start ENTRIES SHOWN
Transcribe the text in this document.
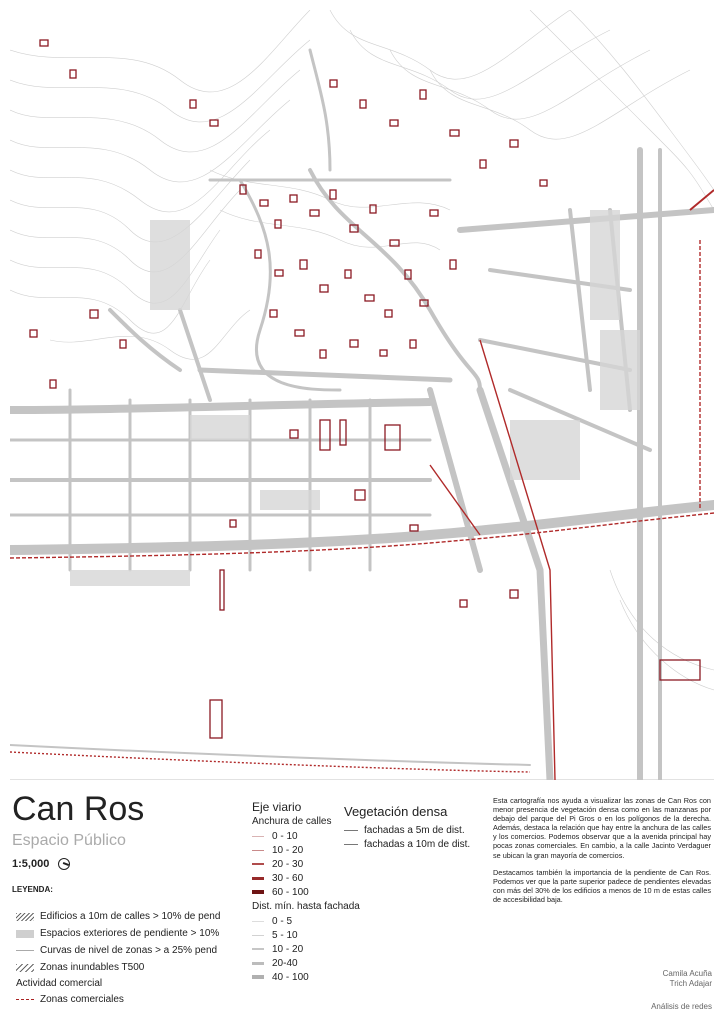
Can Ros
Espacio Público
1:5,000
LEYENDA:
Edificios a 10m de calles > 10% de pend
Espacios exteriores de pendiente > 10%
Curvas de nivel de zonas > a 25% pend
Zonas inundables T500
Actividad comercial
Zonas comerciales
Eje viario
Anchura de calles
0 - 10
10 - 20
20 - 30
30 - 60
60 - 100
Dist. mín. hasta fachada
0 - 5
5 - 10
10 - 20
20-40
40 - 100
Vegetación densa
fachadas a 5m de dist.
fachadas a 10m de dist.

Esta cartografía nos ayuda a visualizar las zonas de Can Ros con menor presencia de vegetación densa como en las manzanas por debajo del parque del Pi Gros o en los polígonos de la derecha. Además, destaca la relación que hay entre la anchura de las calles y los comercios. Podemos observar que a la avenida principal hay pocas zonas comerciales. En cambio, a la calle Jacinto Verdaguer se ubican la gran mayoría de comercios.

Destacamos también la importancia de la pendiente de Can Ros. Podemos ver que la parte superior padece de pendientes elevadas con más del 30% de los edificios a menos de 10 m de estas calles de accesibilidad baja.

Camila Acuña
Trich Adajar
Análisis de redes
end ENTRIES SHOWN
TASK STATEMENT ::
How many of the lines above hold the word "densa"? Give only that number.

TASK SOLUTION ::
2